*Task requirements*:
Your task is to restate the data word for word.

*Exercise data*:
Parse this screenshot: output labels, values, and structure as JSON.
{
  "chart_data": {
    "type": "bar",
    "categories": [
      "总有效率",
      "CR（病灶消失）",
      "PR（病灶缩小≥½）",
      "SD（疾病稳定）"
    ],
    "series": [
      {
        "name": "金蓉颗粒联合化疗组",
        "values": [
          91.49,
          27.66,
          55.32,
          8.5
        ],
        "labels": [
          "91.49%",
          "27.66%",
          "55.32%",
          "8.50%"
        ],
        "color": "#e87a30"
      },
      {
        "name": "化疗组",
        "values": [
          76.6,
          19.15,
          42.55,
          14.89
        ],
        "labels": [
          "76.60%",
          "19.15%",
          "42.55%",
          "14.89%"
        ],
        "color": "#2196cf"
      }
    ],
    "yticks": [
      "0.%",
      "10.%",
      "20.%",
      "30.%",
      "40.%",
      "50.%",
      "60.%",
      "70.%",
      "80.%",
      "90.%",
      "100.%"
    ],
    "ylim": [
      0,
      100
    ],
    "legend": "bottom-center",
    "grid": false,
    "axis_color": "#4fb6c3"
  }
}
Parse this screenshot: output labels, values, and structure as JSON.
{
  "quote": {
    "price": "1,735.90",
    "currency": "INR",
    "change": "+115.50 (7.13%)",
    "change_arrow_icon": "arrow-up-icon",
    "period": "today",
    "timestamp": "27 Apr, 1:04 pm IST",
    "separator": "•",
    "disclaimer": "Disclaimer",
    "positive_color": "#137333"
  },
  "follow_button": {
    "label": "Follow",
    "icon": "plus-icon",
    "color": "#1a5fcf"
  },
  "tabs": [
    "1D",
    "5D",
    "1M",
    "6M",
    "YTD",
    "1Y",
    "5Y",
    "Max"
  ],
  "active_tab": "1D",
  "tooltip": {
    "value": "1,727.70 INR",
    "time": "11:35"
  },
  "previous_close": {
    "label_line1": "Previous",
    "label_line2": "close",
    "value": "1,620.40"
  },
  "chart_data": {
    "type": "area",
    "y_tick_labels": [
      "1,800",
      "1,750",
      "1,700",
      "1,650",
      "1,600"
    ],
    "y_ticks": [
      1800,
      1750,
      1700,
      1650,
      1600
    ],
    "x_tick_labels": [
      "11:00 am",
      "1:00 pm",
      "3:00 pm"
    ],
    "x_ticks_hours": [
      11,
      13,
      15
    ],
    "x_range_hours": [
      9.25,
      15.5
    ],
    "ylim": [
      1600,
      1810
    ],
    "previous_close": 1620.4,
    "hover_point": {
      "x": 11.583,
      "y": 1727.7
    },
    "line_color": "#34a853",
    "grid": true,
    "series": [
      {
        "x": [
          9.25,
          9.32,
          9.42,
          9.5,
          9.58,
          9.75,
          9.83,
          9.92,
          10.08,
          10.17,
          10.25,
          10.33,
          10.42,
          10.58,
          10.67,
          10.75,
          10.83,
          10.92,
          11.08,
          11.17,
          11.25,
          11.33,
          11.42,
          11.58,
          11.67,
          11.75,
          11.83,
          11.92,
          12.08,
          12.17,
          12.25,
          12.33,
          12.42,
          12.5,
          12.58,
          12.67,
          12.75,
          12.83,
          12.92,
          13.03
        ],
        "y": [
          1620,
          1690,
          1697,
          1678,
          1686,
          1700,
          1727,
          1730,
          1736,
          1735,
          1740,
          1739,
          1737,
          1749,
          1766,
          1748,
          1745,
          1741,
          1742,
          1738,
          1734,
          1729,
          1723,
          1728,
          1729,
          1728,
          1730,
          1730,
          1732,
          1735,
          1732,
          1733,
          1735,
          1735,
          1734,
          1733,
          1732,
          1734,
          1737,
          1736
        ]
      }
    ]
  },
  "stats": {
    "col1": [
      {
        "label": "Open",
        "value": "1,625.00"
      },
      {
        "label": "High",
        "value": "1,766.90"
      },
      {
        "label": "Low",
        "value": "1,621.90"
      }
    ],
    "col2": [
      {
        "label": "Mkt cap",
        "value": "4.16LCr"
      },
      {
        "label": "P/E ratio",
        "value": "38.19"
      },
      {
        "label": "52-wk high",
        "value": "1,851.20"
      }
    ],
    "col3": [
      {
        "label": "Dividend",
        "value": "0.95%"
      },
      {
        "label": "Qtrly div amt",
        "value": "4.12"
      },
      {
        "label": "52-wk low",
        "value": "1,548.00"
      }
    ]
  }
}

*Correct output*:
Parse this screenshot: output labels, values, and structure as JSON.
{
  "chart_data": {
    "type": "bar",
    "categories": [
      "总有效率",
      "CR（病灶消失）",
      "PR（病灶缩小≥½）",
      "SD（疾病稳定）"
    ],
    "series": [
      {
        "name": "金蓉颗粒联合化疗组",
        "values": [
          91.49,
          27.66,
          55.32,
          8.5
        ],
        "labels": [
          "91.49%",
          "27.66%",
          "55.32%",
          "8.50%"
        ],
        "color": "#e87a30"
      },
      {
        "name": "化疗组",
        "values": [
          76.6,
          19.15,
          42.55,
          14.89
        ],
        "labels": [
          "76.60%",
          "19.15%",
          "42.55%",
          "14.89%"
        ],
        "color": "#2196cf"
      }
    ],
    "yticks": [
      "0.%",
      "10.%",
      "20.%",
      "30.%",
      "40.%",
      "50.%",
      "60.%",
      "70.%",
      "80.%",
      "90.%",
      "100.%"
    ],
    "ylim": [
      0,
      100
    ],
    "legend": "bottom-center",
    "grid": false,
    "axis_color": "#4fb6c3"
  }
}
Parse this screenshot: output labels, values, and structure as JSON.
{
  "quote": {
    "price": "1,735.90",
    "currency": "INR",
    "change": "+115.50 (7.13%)",
    "change_arrow_icon": "arrow-up-icon",
    "period": "today",
    "timestamp": "27 Apr, 1:04 pm IST",
    "separator": "•",
    "disclaimer": "Disclaimer",
    "positive_color": "#137333"
  },
  "follow_button": {
    "label": "Follow",
    "icon": "plus-icon",
    "color": "#1a5fcf"
  },
  "tabs": [
    "1D",
    "5D",
    "1M",
    "6M",
    "YTD",
    "1Y",
    "5Y",
    "Max"
  ],
  "active_tab": "1D",
  "tooltip": {
    "value": "1,727.70 INR",
    "time": "11:35"
  },
  "previous_close": {
    "label_line1": "Previous",
    "label_line2": "close",
    "value": "1,620.40"
  },
  "chart_data": {
    "type": "area",
    "y_tick_labels": [
      "1,800",
      "1,750",
      "1,700",
      "1,650",
      "1,600"
    ],
    "y_ticks": [
      1800,
      1750,
      1700,
      1650,
      1600
    ],
    "x_tick_labels": [
      "11:00 am",
      "1:00 pm",
      "3:00 pm"
    ],
    "x_ticks_hours": [
      11,
      13,
      15
    ],
    "x_range_hours": [
      9.25,
      15.5
    ],
    "ylim": [
      1600,
      1810
    ],
    "previous_close": 1620.4,
    "hover_point": {
      "x": 11.583,
      "y": 1727.7
    },
    "line_color": "#34a853",
    "grid": true,
    "series": [
      {
        "x": [
          9.25,
          9.32,
          9.42,
          9.5,
          9.58,
          9.75,
          9.83,
          9.92,
          10.08,
          10.17,
          10.25,
          10.33,
          10.42,
          10.58,
          10.67,
          10.75,
          10.83,
          10.92,
          11.08,
          11.17,
          11.25,
          11.33,
          11.42,
          11.58,
          11.67,
          11.75,
          11.83,
          11.92,
          12.08,
          12.17,
          12.25,
          12.33,
          12.42,
          12.5,
          12.58,
          12.67,
          12.75,
          12.83,
          12.92,
          13.03
        ],
        "y": [
          1620,
          1690,
          1697,
          1678,
          1686,
          1700,
          1727,
          1730,
          1736,
          1735,
          1740,
          1739,
          1737,
          1749,
          1766,
          1748,
          1745,
          1741,
          1742,
          1738,
          1734,
          1729,
          1723,
          1728,
          1729,
          1728,
          1730,
          1730,
          1732,
          1735,
          1732,
          1733,
          1735,
          1735,
          1734,
          1733,
          1732,
          1734,
          1737,
          1736
        ]
      }
    ]
  },
  "stats": {
    "col1": [
      {
        "label": "Open",
        "value": "1,625.00"
      },
      {
        "label": "High",
        "value": "1,766.90"
      },
      {
        "label": "Low",
        "value": "1,621.90"
      }
    ],
    "col2": [
      {
        "label": "Mkt cap",
        "value": "4.16LCr"
      },
      {
        "label": "P/E ratio",
        "value": "38.19"
      },
      {
        "label": "52-wk high",
        "value": "1,851.20"
      }
    ],
    "col3": [
      {
        "label": "Dividend",
        "value": "0.95%"
      },
      {
        "label": "Qtrly div amt",
        "value": "4.12"
      },
      {
        "label": "52-wk low",
        "value": "1,548.00"
      }
    ]
  }
}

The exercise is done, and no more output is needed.